## Start DATA EXCERPTS
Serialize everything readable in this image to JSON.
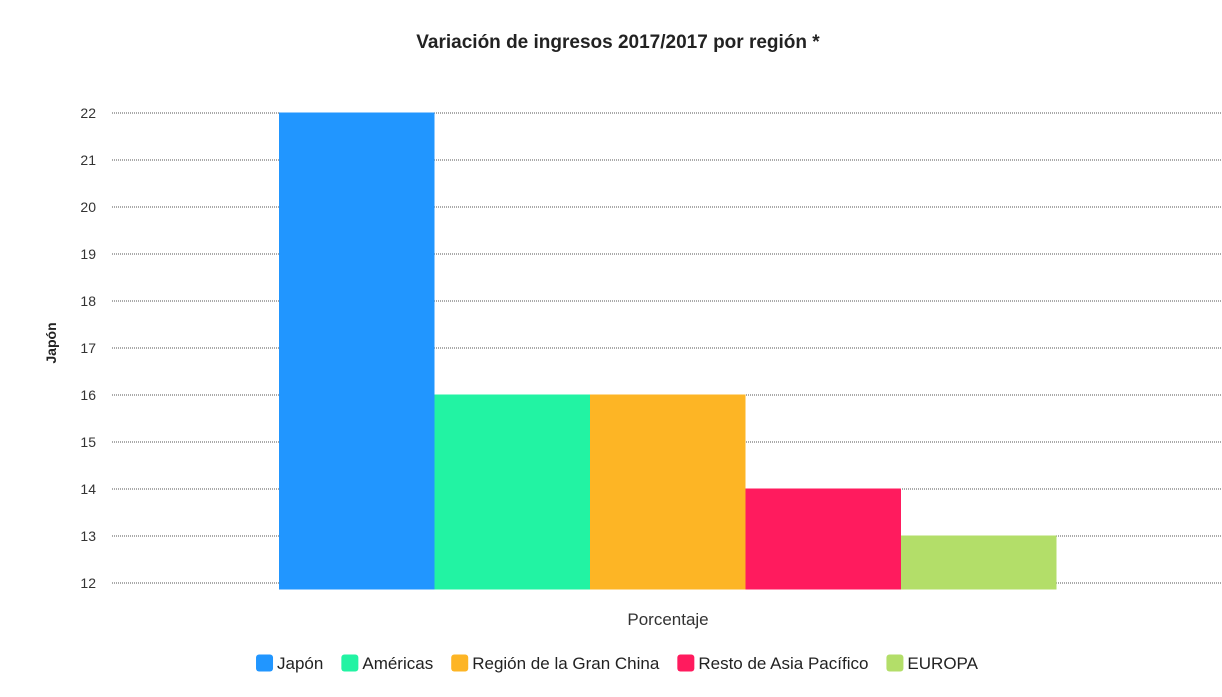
{
  "chart_data": {
    "type": "bar",
    "title": "Variación de ingresos 2017/2017 por región *",
    "xlabel": "Porcentaje",
    "ylabel": "Japón",
    "categories": [
      "Porcentaje"
    ],
    "ylim": [
      12,
      22
    ],
    "yticks": [
      12,
      13,
      14,
      15,
      16,
      17,
      18,
      19,
      20,
      21,
      22
    ],
    "grid": true,
    "legend_position": "bottom",
    "series": [
      {
        "name": "Japón",
        "values": [
          22
        ],
        "color": "#2196FF"
      },
      {
        "name": "Américas",
        "values": [
          16
        ],
        "color": "#22F3A3"
      },
      {
        "name": "Región de la Gran China",
        "values": [
          16
        ],
        "color": "#FDB525"
      },
      {
        "name": "Resto de Asia Pacífico",
        "values": [
          14
        ],
        "color": "#FF1B5E"
      },
      {
        "name": "EUROPA",
        "values": [
          13
        ],
        "color": "#B3DE69"
      }
    ]
  }
}
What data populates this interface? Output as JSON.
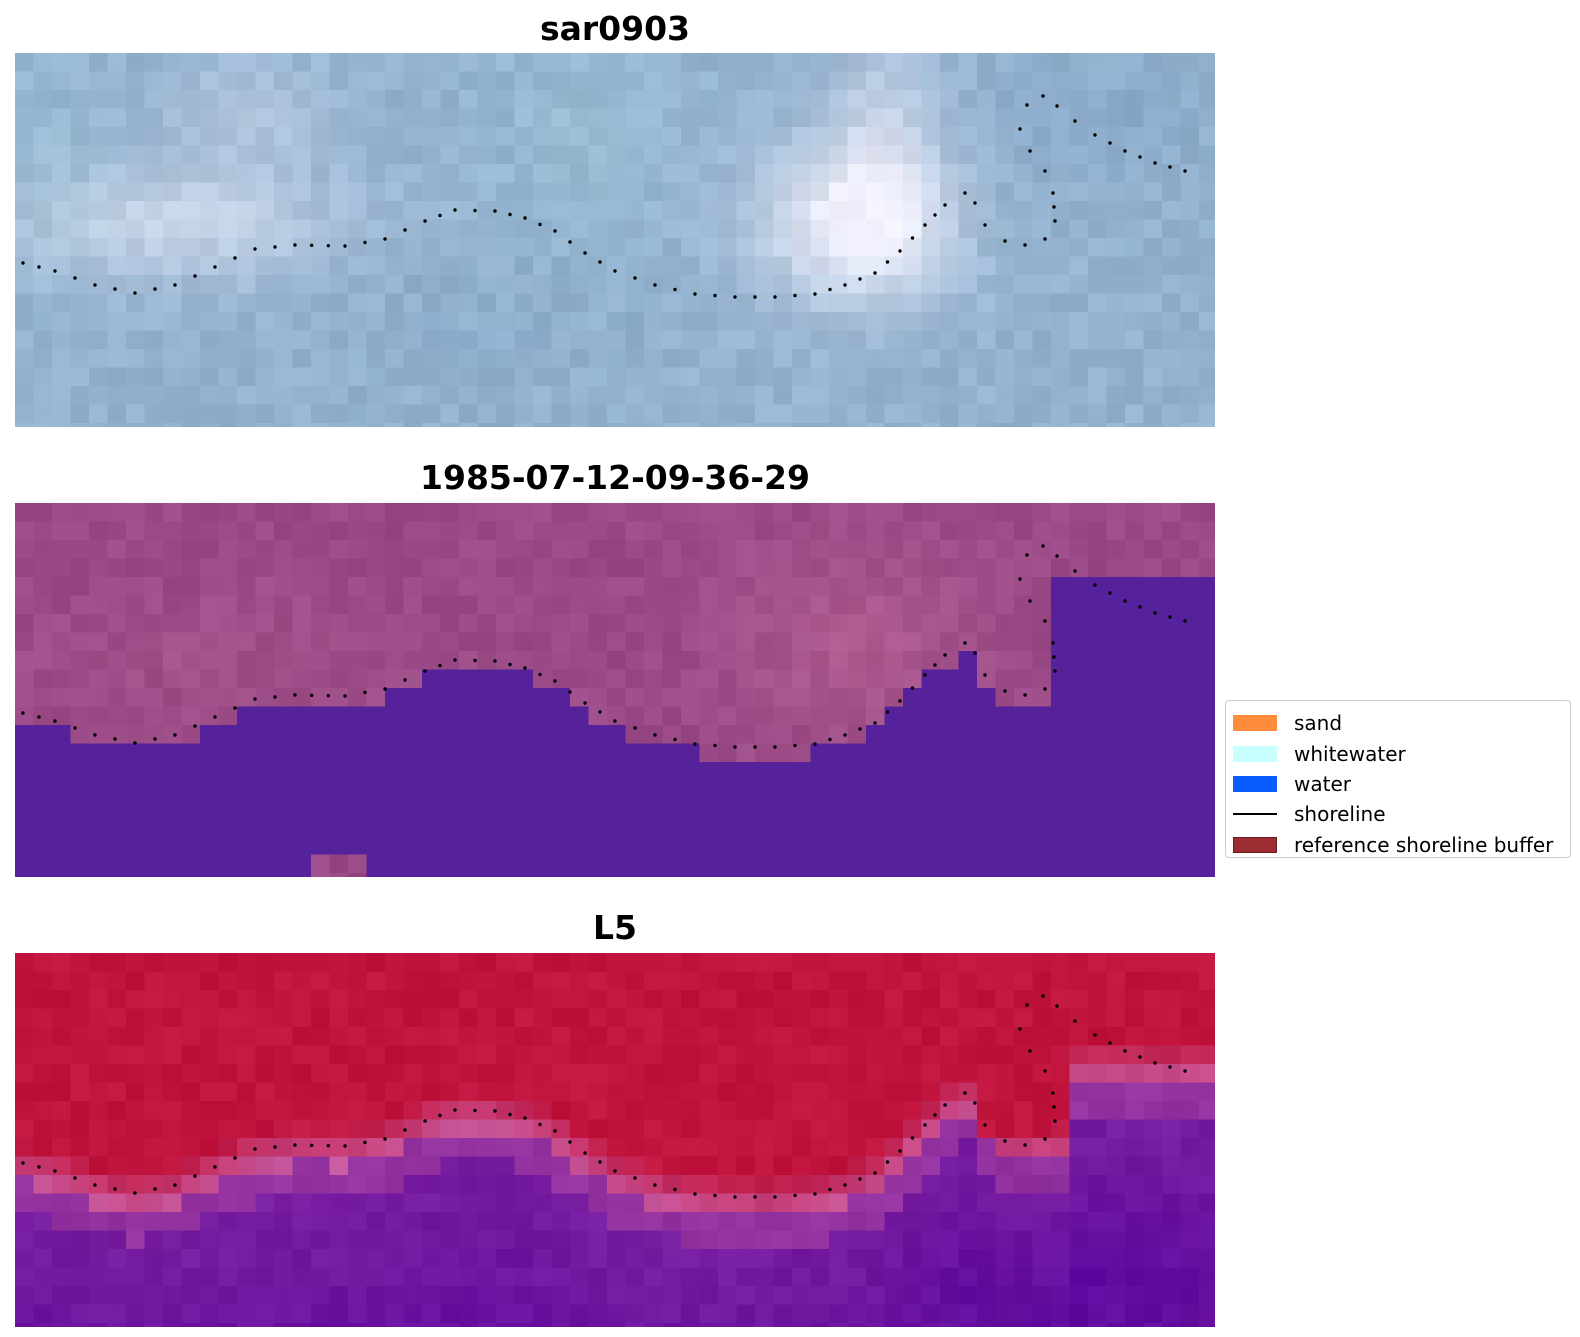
{
  "panels": [
    {
      "title": "sar0903",
      "style": "rgb"
    },
    {
      "title": "1985-07-12-09-36-29",
      "style": "classified"
    },
    {
      "title": "L5",
      "style": "index"
    }
  ],
  "legend": {
    "items": [
      {
        "label": "sand",
        "color": "#ff8c3c",
        "kind": "patch"
      },
      {
        "label": "whitewater",
        "color": "#c8ffff",
        "kind": "patch"
      },
      {
        "label": "water",
        "color": "#0a5cff",
        "kind": "patch"
      },
      {
        "label": "shoreline",
        "color": "#000000",
        "kind": "line"
      },
      {
        "label": "reference shoreline buffer",
        "color": "#9b2d32",
        "kind": "patch",
        "border": "#6e1a1f"
      }
    ]
  },
  "colors": {
    "rgb_base": "#94b2cf",
    "classified_land": "#9a4a86",
    "classified_water": "#55229b",
    "index_high": "#c0143c",
    "index_low": "#7a1fa0",
    "shoreline_dots": "#000000"
  }
}
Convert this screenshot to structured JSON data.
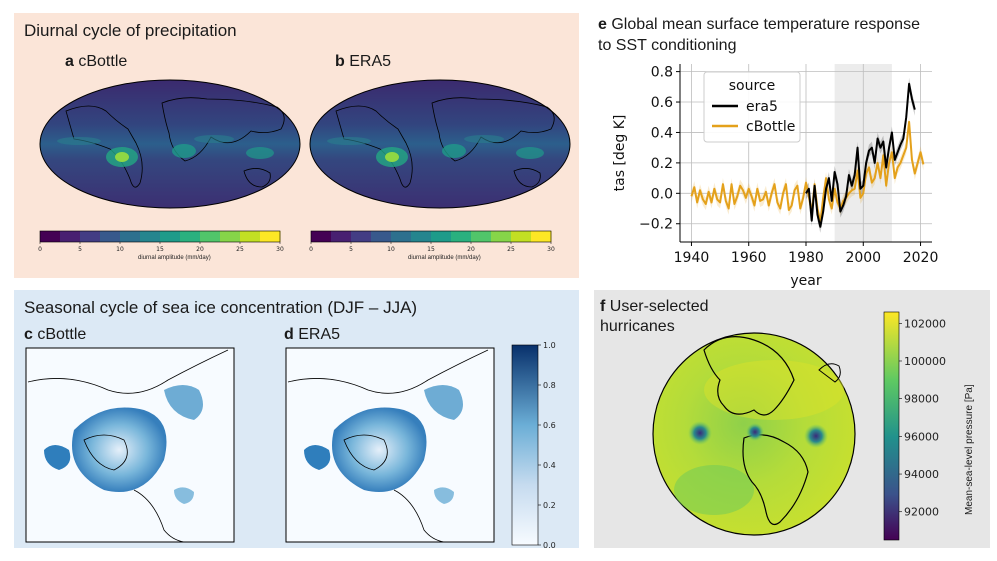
{
  "colors": {
    "panel_top_left_bg": "#fbe5d8",
    "panel_bottom_left_bg": "#dce9f5",
    "panel_right_bottom_bg": "#e6e6e6",
    "era5_line": "#000000",
    "cbottle_line": "#e4a11b",
    "shade_band": "#ececec"
  },
  "precip": {
    "title": "Diurnal cycle of precipitation",
    "maps": [
      {
        "letter": "a",
        "name": "cBottle"
      },
      {
        "letter": "b",
        "name": "ERA5"
      }
    ],
    "colorbar": {
      "ticks": [
        "0",
        "5",
        "10",
        "15",
        "20",
        "25",
        "30"
      ],
      "label": "diurnal amplitude (mm/day)",
      "colors": [
        "#440154",
        "#482071",
        "#433d84",
        "#38598c",
        "#2d708e",
        "#25858e",
        "#1e9b8a",
        "#2ab07f",
        "#51c56a",
        "#86d549",
        "#c2df23",
        "#fde725"
      ]
    }
  },
  "seaice": {
    "title": "Seasonal cycle of sea ice concentration (DJF – JJA)",
    "maps": [
      {
        "letter": "c",
        "name": "cBottle"
      },
      {
        "letter": "d",
        "name": "ERA5"
      }
    ],
    "colorbar": {
      "ticks": [
        "1.0",
        "0.8",
        "0.6",
        "0.4",
        "0.2",
        "0.0"
      ]
    }
  },
  "hurricanes": {
    "letter": "f",
    "title_line1": "User-selected",
    "title_line2": "hurricanes",
    "colorbar": {
      "ticks": [
        "102000",
        "100000",
        "98000",
        "96000",
        "94000",
        "92000"
      ],
      "label": "Mean-sea-level pressure [Pa]"
    }
  },
  "chart_data": {
    "type": "line",
    "letter": "e",
    "title_line1": "Global mean surface temperature response",
    "title_line2": "to SST conditioning",
    "xlabel": "year",
    "ylabel": "tas [deg K]",
    "xlim": [
      1936,
      2024
    ],
    "ylim": [
      -0.32,
      0.85
    ],
    "xticks": [
      1940,
      1960,
      1980,
      2000,
      2020
    ],
    "yticks": [
      -0.2,
      0.0,
      0.2,
      0.4,
      0.6,
      0.8
    ],
    "ytick_labels": [
      "−0.2",
      "0.0",
      "0.2",
      "0.4",
      "0.6",
      "0.8"
    ],
    "shaded_span": [
      1990,
      2010
    ],
    "legend": {
      "title": "source",
      "position": "upper-left"
    },
    "series": [
      {
        "name": "era5",
        "x": [
          1980,
          1981,
          1982,
          1983,
          1984,
          1985,
          1986,
          1987,
          1988,
          1989,
          1990,
          1991,
          1992,
          1993,
          1994,
          1995,
          1996,
          1997,
          1998,
          1999,
          2000,
          2001,
          2002,
          2003,
          2004,
          2005,
          2006,
          2007,
          2008,
          2009,
          2010,
          2011,
          2012,
          2013,
          2014,
          2015,
          2016,
          2017,
          2018
        ],
        "y": [
          0.0,
          0.03,
          -0.18,
          0.05,
          -0.14,
          -0.22,
          -0.12,
          0.03,
          0.1,
          -0.05,
          0.14,
          0.06,
          -0.12,
          -0.08,
          -0.02,
          0.12,
          0.05,
          0.12,
          0.3,
          0.03,
          0.05,
          0.2,
          0.28,
          0.3,
          0.2,
          0.36,
          0.3,
          0.34,
          0.17,
          0.3,
          0.4,
          0.22,
          0.27,
          0.32,
          0.36,
          0.5,
          0.72,
          0.62,
          0.55
        ]
      },
      {
        "name": "cBottle",
        "x": [
          1940,
          1941,
          1942,
          1943,
          1944,
          1945,
          1946,
          1947,
          1948,
          1949,
          1950,
          1951,
          1952,
          1953,
          1954,
          1955,
          1956,
          1957,
          1958,
          1959,
          1960,
          1961,
          1962,
          1963,
          1964,
          1965,
          1966,
          1967,
          1968,
          1969,
          1970,
          1971,
          1972,
          1973,
          1974,
          1975,
          1976,
          1977,
          1978,
          1979,
          1980,
          1981,
          1982,
          1983,
          1984,
          1985,
          1986,
          1987,
          1988,
          1989,
          1990,
          1991,
          1992,
          1993,
          1994,
          1995,
          1996,
          1997,
          1998,
          1999,
          2000,
          2001,
          2002,
          2003,
          2004,
          2005,
          2006,
          2007,
          2008,
          2009,
          2010,
          2011,
          2012,
          2013,
          2014,
          2015,
          2016,
          2017,
          2018,
          2019,
          2020,
          2021
        ],
        "y": [
          -0.02,
          0.04,
          -0.06,
          0.02,
          -0.04,
          -0.07,
          0.01,
          -0.06,
          0.03,
          -0.04,
          -0.06,
          0.06,
          -0.05,
          -0.1,
          0.06,
          -0.07,
          -0.02,
          0.05,
          0.02,
          -0.03,
          0.03,
          -0.02,
          -0.08,
          0.03,
          -0.05,
          -0.04,
          0.01,
          -0.08,
          0.0,
          0.06,
          -0.06,
          -0.1,
          0.0,
          0.06,
          -0.11,
          -0.08,
          0.02,
          0.05,
          -0.1,
          -0.03,
          0.07,
          -0.02,
          -0.13,
          0.06,
          -0.1,
          -0.19,
          -0.03,
          0.1,
          -0.04,
          -0.1,
          0.03,
          -0.06,
          -0.1,
          -0.05,
          -0.03,
          0.0,
          0.02,
          0.03,
          0.15,
          -0.03,
          0.0,
          0.13,
          0.17,
          0.07,
          0.1,
          0.2,
          0.1,
          0.25,
          0.05,
          0.2,
          0.27,
          0.1,
          0.17,
          0.2,
          0.25,
          0.3,
          0.47,
          0.22,
          0.13,
          0.2,
          0.27,
          0.19
        ]
      }
    ]
  }
}
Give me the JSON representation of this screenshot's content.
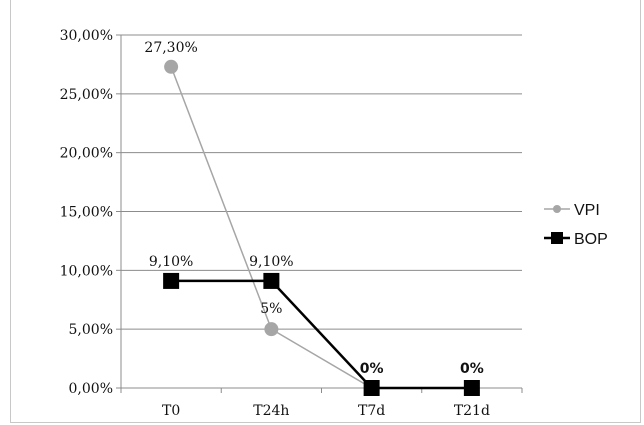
{
  "chart_data": {
    "type": "line",
    "categories": [
      "T0",
      "T24h",
      "T7d",
      "T21d"
    ],
    "ylim": [
      0,
      30
    ],
    "y_ticks": [
      "0,00%",
      "5,00%",
      "10,00%",
      "15,00%",
      "20,00%",
      "25,00%",
      "30,00%"
    ],
    "grid": true,
    "legend_position": "right",
    "series": [
      {
        "name": "VPI",
        "values": [
          27.3,
          5,
          0,
          null
        ],
        "labels": [
          "27,30%",
          "5%",
          "",
          ""
        ],
        "color": "#a6a6a6",
        "marker": "circle"
      },
      {
        "name": "BOP",
        "values": [
          9.1,
          9.1,
          0,
          0
        ],
        "labels": [
          "9,10%",
          "9,10%",
          "0%",
          "0%"
        ],
        "color": "#000000",
        "marker": "square"
      }
    ]
  }
}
## End DATA EXCERPTS
TASK REQUIREMENTS ::
Repeat only the lines from the one with "Give me the" through the end of the data, both included and exactly as written. Pictures stay out of the copy.

TASK OUTPUT ::
Give me the JSON representation of this screenshot's content.
{
  "chart_data": {
    "type": "line",
    "categories": [
      "T0",
      "T24h",
      "T7d",
      "T21d"
    ],
    "ylim": [
      0,
      30
    ],
    "y_ticks": [
      "0,00%",
      "5,00%",
      "10,00%",
      "15,00%",
      "20,00%",
      "25,00%",
      "30,00%"
    ],
    "grid": true,
    "legend_position": "right",
    "series": [
      {
        "name": "VPI",
        "values": [
          27.3,
          5,
          0,
          null
        ],
        "labels": [
          "27,30%",
          "5%",
          "",
          ""
        ],
        "color": "#a6a6a6",
        "marker": "circle"
      },
      {
        "name": "BOP",
        "values": [
          9.1,
          9.1,
          0,
          0
        ],
        "labels": [
          "9,10%",
          "9,10%",
          "0%",
          "0%"
        ],
        "color": "#000000",
        "marker": "square"
      }
    ]
  }
}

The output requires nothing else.